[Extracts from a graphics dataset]
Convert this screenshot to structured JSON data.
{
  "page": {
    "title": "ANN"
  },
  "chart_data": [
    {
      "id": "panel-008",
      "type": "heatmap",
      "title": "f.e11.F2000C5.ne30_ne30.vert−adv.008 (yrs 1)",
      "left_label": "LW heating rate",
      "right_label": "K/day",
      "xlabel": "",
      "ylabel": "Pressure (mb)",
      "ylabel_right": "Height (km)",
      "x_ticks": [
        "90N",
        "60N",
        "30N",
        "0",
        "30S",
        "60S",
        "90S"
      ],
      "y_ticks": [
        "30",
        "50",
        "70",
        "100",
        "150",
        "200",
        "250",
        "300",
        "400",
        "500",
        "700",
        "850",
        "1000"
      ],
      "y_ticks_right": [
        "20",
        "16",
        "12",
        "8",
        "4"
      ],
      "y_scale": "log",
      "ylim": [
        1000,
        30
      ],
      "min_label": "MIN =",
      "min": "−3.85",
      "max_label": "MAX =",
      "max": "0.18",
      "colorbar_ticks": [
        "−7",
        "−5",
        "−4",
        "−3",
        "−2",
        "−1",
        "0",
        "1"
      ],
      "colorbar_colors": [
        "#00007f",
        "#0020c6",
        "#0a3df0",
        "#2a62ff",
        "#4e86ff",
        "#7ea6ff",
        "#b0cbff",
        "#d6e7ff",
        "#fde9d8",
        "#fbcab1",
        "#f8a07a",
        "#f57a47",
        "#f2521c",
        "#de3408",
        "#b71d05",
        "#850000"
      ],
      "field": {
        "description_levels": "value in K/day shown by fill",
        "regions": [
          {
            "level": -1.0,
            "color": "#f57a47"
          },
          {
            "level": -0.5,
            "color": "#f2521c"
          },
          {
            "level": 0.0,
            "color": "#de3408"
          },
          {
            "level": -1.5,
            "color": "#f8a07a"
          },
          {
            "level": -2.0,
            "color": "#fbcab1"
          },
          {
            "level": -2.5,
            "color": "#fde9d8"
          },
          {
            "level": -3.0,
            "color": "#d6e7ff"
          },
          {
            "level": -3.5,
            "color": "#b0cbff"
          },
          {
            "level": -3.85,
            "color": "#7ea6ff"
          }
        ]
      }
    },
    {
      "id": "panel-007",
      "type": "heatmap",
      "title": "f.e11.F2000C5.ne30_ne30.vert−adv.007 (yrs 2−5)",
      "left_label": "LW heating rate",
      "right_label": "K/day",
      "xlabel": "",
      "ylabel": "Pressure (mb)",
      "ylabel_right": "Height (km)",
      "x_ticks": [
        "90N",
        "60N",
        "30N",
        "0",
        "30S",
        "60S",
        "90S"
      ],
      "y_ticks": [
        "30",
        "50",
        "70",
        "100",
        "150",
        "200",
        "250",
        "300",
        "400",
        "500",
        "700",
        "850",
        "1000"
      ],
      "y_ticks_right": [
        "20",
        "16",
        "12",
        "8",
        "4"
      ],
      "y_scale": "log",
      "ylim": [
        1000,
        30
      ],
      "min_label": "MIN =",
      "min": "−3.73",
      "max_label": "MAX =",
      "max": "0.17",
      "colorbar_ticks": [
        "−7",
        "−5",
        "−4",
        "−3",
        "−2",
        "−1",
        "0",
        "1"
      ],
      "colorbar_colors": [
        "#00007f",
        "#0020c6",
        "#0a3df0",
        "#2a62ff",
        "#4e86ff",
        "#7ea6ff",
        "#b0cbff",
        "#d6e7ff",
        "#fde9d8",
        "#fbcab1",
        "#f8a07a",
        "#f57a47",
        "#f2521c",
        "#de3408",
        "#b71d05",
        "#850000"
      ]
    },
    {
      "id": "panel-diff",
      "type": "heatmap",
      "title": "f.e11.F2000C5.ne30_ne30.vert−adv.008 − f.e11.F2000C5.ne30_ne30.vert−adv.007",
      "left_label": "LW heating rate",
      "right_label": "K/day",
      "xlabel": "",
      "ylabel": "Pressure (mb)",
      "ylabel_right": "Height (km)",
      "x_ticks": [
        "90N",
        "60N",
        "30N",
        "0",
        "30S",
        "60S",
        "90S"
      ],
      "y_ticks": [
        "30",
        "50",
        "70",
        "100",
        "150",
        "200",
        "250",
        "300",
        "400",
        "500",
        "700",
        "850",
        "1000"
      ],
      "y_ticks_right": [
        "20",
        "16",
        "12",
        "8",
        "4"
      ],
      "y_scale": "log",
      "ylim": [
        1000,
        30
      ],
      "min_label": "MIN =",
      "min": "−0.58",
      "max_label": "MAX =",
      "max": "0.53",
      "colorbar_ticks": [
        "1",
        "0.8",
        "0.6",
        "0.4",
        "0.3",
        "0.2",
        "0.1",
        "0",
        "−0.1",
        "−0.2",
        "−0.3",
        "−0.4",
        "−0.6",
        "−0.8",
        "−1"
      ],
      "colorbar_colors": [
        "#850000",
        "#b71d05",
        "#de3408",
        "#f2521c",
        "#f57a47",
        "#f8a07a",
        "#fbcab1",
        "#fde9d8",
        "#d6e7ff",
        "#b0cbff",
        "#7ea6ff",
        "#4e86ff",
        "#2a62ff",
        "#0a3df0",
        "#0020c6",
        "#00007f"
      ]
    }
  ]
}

◆ **Task requirements**
Give all the entries again exactly; leave none out.

◆ **Right answer**
Convert this screenshot to structured JSON data.
{
  "page": {
    "title": "ANN"
  },
  "chart_data": [
    {
      "id": "panel-008",
      "type": "heatmap",
      "title": "f.e11.F2000C5.ne30_ne30.vert−adv.008 (yrs 1)",
      "left_label": "LW heating rate",
      "right_label": "K/day",
      "xlabel": "",
      "ylabel": "Pressure (mb)",
      "ylabel_right": "Height (km)",
      "x_ticks": [
        "90N",
        "60N",
        "30N",
        "0",
        "30S",
        "60S",
        "90S"
      ],
      "y_ticks": [
        "30",
        "50",
        "70",
        "100",
        "150",
        "200",
        "250",
        "300",
        "400",
        "500",
        "700",
        "850",
        "1000"
      ],
      "y_ticks_right": [
        "20",
        "16",
        "12",
        "8",
        "4"
      ],
      "y_scale": "log",
      "ylim": [
        1000,
        30
      ],
      "min_label": "MIN =",
      "min": "−3.85",
      "max_label": "MAX =",
      "max": "0.18",
      "colorbar_ticks": [
        "−7",
        "−5",
        "−4",
        "−3",
        "−2",
        "−1",
        "0",
        "1"
      ],
      "colorbar_colors": [
        "#00007f",
        "#0020c6",
        "#0a3df0",
        "#2a62ff",
        "#4e86ff",
        "#7ea6ff",
        "#b0cbff",
        "#d6e7ff",
        "#fde9d8",
        "#fbcab1",
        "#f8a07a",
        "#f57a47",
        "#f2521c",
        "#de3408",
        "#b71d05",
        "#850000"
      ],
      "field": {
        "description_levels": "value in K/day shown by fill",
        "regions": [
          {
            "level": -1.0,
            "color": "#f57a47"
          },
          {
            "level": -0.5,
            "color": "#f2521c"
          },
          {
            "level": 0.0,
            "color": "#de3408"
          },
          {
            "level": -1.5,
            "color": "#f8a07a"
          },
          {
            "level": -2.0,
            "color": "#fbcab1"
          },
          {
            "level": -2.5,
            "color": "#fde9d8"
          },
          {
            "level": -3.0,
            "color": "#d6e7ff"
          },
          {
            "level": -3.5,
            "color": "#b0cbff"
          },
          {
            "level": -3.85,
            "color": "#7ea6ff"
          }
        ]
      }
    },
    {
      "id": "panel-007",
      "type": "heatmap",
      "title": "f.e11.F2000C5.ne30_ne30.vert−adv.007 (yrs 2−5)",
      "left_label": "LW heating rate",
      "right_label": "K/day",
      "xlabel": "",
      "ylabel": "Pressure (mb)",
      "ylabel_right": "Height (km)",
      "x_ticks": [
        "90N",
        "60N",
        "30N",
        "0",
        "30S",
        "60S",
        "90S"
      ],
      "y_ticks": [
        "30",
        "50",
        "70",
        "100",
        "150",
        "200",
        "250",
        "300",
        "400",
        "500",
        "700",
        "850",
        "1000"
      ],
      "y_ticks_right": [
        "20",
        "16",
        "12",
        "8",
        "4"
      ],
      "y_scale": "log",
      "ylim": [
        1000,
        30
      ],
      "min_label": "MIN =",
      "min": "−3.73",
      "max_label": "MAX =",
      "max": "0.17",
      "colorbar_ticks": [
        "−7",
        "−5",
        "−4",
        "−3",
        "−2",
        "−1",
        "0",
        "1"
      ],
      "colorbar_colors": [
        "#00007f",
        "#0020c6",
        "#0a3df0",
        "#2a62ff",
        "#4e86ff",
        "#7ea6ff",
        "#b0cbff",
        "#d6e7ff",
        "#fde9d8",
        "#fbcab1",
        "#f8a07a",
        "#f57a47",
        "#f2521c",
        "#de3408",
        "#b71d05",
        "#850000"
      ]
    },
    {
      "id": "panel-diff",
      "type": "heatmap",
      "title": "f.e11.F2000C5.ne30_ne30.vert−adv.008 − f.e11.F2000C5.ne30_ne30.vert−adv.007",
      "left_label": "LW heating rate",
      "right_label": "K/day",
      "xlabel": "",
      "ylabel": "Pressure (mb)",
      "ylabel_right": "Height (km)",
      "x_ticks": [
        "90N",
        "60N",
        "30N",
        "0",
        "30S",
        "60S",
        "90S"
      ],
      "y_ticks": [
        "30",
        "50",
        "70",
        "100",
        "150",
        "200",
        "250",
        "300",
        "400",
        "500",
        "700",
        "850",
        "1000"
      ],
      "y_ticks_right": [
        "20",
        "16",
        "12",
        "8",
        "4"
      ],
      "y_scale": "log",
      "ylim": [
        1000,
        30
      ],
      "min_label": "MIN =",
      "min": "−0.58",
      "max_label": "MAX =",
      "max": "0.53",
      "colorbar_ticks": [
        "1",
        "0.8",
        "0.6",
        "0.4",
        "0.3",
        "0.2",
        "0.1",
        "0",
        "−0.1",
        "−0.2",
        "−0.3",
        "−0.4",
        "−0.6",
        "−0.8",
        "−1"
      ],
      "colorbar_colors": [
        "#850000",
        "#b71d05",
        "#de3408",
        "#f2521c",
        "#f57a47",
        "#f8a07a",
        "#fbcab1",
        "#fde9d8",
        "#d6e7ff",
        "#b0cbff",
        "#7ea6ff",
        "#4e86ff",
        "#2a62ff",
        "#0a3df0",
        "#0020c6",
        "#00007f"
      ]
    }
  ]
}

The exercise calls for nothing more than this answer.